▶ **YOUR OBJECTIVE**
Copy every line from the records below that holds the word "birthday".

┄┄┄┄┄┄┄┄┄┄

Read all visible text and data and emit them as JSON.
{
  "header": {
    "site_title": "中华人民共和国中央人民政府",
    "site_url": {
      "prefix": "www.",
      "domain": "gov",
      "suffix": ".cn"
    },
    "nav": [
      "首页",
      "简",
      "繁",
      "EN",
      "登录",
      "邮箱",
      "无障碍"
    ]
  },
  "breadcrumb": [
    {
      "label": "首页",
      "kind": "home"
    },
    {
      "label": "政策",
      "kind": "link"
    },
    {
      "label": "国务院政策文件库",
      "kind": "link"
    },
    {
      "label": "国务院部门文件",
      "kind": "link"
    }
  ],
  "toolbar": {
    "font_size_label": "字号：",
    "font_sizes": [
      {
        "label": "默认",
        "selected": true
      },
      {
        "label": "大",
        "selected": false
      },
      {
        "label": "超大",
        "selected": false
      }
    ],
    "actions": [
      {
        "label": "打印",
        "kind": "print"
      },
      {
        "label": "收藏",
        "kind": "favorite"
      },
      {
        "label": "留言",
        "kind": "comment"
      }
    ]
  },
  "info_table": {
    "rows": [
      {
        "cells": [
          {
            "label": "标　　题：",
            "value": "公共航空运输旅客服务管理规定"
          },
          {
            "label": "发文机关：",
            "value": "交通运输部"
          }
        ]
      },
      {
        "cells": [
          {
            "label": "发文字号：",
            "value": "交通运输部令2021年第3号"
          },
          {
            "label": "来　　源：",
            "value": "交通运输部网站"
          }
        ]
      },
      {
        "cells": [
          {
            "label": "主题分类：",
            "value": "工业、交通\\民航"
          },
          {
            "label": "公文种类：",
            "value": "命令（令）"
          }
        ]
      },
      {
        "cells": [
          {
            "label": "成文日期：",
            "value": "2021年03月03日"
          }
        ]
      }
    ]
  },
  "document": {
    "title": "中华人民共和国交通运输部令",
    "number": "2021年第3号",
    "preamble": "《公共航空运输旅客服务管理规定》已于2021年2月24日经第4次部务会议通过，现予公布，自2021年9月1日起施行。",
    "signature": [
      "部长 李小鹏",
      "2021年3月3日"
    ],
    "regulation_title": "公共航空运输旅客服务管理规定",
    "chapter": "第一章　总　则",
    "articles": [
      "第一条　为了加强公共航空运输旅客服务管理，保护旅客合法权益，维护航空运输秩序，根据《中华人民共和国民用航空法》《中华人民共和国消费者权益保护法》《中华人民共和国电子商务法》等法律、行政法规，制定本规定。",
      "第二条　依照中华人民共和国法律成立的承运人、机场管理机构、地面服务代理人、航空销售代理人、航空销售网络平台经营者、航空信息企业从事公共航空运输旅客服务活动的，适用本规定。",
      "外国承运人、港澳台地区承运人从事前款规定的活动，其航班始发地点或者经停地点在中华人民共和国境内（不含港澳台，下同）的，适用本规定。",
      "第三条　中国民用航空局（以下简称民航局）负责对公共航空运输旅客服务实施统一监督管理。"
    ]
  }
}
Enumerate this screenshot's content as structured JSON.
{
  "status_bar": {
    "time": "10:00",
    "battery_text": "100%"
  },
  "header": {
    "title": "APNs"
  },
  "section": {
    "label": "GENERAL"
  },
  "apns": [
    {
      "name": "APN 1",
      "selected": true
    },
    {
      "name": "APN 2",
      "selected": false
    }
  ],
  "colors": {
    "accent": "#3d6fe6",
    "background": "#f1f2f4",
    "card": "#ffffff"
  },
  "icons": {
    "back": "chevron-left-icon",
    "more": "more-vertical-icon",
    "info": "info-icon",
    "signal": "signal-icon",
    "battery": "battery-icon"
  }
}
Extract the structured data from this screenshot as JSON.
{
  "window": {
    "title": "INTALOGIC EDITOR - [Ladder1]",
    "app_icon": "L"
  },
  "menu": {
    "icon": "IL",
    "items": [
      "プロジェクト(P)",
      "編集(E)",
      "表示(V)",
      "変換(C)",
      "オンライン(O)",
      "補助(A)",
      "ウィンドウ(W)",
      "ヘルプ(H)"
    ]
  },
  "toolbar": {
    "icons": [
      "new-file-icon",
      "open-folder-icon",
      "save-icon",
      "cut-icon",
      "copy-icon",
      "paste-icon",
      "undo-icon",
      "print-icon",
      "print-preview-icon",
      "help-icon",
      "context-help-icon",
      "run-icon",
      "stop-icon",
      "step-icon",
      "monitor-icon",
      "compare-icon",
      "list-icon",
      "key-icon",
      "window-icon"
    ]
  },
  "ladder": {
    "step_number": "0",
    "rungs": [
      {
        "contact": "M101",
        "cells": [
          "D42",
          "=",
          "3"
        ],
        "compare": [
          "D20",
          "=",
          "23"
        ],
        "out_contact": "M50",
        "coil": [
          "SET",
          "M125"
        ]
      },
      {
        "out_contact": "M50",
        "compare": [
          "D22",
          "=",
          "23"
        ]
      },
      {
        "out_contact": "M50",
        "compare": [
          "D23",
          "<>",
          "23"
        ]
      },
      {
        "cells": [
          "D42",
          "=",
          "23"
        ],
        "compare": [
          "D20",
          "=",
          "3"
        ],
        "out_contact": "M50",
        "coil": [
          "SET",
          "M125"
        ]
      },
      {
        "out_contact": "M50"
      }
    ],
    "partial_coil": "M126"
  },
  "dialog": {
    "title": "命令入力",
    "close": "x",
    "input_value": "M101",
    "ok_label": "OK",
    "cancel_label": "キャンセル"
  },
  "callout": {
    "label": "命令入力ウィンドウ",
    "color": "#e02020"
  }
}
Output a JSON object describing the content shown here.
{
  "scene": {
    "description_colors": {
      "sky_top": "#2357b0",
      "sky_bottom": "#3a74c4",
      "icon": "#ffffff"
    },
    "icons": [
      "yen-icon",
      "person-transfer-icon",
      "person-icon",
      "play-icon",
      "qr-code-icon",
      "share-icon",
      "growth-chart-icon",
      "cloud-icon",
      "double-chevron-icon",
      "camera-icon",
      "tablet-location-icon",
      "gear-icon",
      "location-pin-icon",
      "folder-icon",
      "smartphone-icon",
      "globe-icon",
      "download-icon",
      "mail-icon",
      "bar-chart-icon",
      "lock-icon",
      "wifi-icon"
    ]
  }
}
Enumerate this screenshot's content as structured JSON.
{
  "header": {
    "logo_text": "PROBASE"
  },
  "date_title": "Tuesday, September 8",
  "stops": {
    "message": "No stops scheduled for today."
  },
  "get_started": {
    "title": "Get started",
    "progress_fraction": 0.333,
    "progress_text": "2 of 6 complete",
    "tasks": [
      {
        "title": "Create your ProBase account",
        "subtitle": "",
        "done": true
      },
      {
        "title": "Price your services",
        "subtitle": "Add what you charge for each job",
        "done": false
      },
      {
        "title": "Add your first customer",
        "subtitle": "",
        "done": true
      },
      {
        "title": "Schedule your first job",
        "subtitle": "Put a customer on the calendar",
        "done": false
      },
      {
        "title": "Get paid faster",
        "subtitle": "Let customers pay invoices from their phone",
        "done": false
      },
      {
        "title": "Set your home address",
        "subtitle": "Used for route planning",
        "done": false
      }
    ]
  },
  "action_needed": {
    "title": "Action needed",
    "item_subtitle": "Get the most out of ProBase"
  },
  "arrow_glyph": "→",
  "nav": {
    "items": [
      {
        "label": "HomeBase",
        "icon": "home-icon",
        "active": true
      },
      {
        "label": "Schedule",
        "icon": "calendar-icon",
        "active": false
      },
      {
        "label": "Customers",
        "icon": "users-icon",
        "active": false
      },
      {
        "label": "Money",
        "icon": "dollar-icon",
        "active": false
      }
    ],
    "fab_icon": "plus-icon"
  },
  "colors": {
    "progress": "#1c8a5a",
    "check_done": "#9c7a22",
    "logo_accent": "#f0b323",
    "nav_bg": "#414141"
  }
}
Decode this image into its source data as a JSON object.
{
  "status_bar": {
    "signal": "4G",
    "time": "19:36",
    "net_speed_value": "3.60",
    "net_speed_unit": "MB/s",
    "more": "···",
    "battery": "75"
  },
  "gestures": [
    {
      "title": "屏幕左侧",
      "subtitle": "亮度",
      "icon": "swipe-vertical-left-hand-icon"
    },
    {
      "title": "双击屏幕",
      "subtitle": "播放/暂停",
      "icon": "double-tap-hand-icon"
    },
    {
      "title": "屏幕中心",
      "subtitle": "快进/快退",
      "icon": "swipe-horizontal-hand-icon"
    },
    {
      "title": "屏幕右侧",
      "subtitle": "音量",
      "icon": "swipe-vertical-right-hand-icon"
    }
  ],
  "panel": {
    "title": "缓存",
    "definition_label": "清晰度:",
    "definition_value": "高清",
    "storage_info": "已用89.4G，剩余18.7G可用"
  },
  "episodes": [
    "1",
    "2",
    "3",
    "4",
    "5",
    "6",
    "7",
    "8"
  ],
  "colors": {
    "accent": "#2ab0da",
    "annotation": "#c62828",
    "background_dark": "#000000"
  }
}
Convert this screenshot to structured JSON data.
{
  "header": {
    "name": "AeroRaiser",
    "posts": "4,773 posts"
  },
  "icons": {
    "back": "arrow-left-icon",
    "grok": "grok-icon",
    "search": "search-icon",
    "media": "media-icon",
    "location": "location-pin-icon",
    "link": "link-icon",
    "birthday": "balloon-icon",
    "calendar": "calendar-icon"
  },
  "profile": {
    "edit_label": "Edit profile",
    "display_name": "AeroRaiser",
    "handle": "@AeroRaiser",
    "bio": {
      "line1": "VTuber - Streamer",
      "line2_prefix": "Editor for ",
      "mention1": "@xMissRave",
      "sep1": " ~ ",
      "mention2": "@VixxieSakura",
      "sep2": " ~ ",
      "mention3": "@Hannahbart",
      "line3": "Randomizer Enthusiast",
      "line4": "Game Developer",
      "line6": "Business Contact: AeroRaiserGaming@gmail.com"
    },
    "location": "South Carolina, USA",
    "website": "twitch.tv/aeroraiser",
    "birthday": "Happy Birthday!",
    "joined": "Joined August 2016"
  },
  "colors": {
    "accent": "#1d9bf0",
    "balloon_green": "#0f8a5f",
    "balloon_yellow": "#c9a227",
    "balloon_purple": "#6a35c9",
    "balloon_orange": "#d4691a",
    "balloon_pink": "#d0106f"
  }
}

┄┄┄┄┄┄┄┄┄┄

▶ **EXERCISE OUTPUT**
    "birthday": "balloon-icon",
    "birthday": "Happy Birthday!",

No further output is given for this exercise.